● **Given instruction**: Reproduce every record below exactly as it appears.

● **Task material**:
╭──

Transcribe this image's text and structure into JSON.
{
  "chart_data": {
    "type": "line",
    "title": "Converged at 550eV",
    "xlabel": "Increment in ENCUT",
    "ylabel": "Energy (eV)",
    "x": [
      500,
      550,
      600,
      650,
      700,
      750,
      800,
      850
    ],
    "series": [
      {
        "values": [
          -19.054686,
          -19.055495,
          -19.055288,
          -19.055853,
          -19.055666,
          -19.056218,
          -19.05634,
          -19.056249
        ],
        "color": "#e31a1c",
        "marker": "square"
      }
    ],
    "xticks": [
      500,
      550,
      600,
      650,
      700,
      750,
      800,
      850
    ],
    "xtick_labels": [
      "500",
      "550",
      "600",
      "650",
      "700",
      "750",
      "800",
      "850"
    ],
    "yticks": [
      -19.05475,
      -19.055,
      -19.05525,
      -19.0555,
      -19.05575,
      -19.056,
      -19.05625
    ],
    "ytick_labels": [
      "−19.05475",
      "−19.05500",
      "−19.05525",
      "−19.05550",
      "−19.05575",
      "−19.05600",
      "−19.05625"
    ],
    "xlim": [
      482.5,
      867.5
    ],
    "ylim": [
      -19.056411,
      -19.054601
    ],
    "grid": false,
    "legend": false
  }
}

╰──

● **The reply**:
Transcribe this image's text and structure into JSON.
{
  "chart_data": {
    "type": "line",
    "title": "Converged at 550eV",
    "xlabel": "Increment in ENCUT",
    "ylabel": "Energy (eV)",
    "x": [
      500,
      550,
      600,
      650,
      700,
      750,
      800,
      850
    ],
    "series": [
      {
        "values": [
          -19.054686,
          -19.055495,
          -19.055288,
          -19.055853,
          -19.055666,
          -19.056218,
          -19.05634,
          -19.056249
        ],
        "color": "#e31a1c",
        "marker": "square"
      }
    ],
    "xticks": [
      500,
      550,
      600,
      650,
      700,
      750,
      800,
      850
    ],
    "xtick_labels": [
      "500",
      "550",
      "600",
      "650",
      "700",
      "750",
      "800",
      "850"
    ],
    "yticks": [
      -19.05475,
      -19.055,
      -19.05525,
      -19.0555,
      -19.05575,
      -19.056,
      -19.05625
    ],
    "ytick_labels": [
      "−19.05475",
      "−19.05500",
      "−19.05525",
      "−19.05550",
      "−19.05575",
      "−19.05600",
      "−19.05625"
    ],
    "xlim": [
      482.5,
      867.5
    ],
    "ylim": [
      -19.056411,
      -19.054601
    ],
    "grid": false,
    "legend": false
  }
}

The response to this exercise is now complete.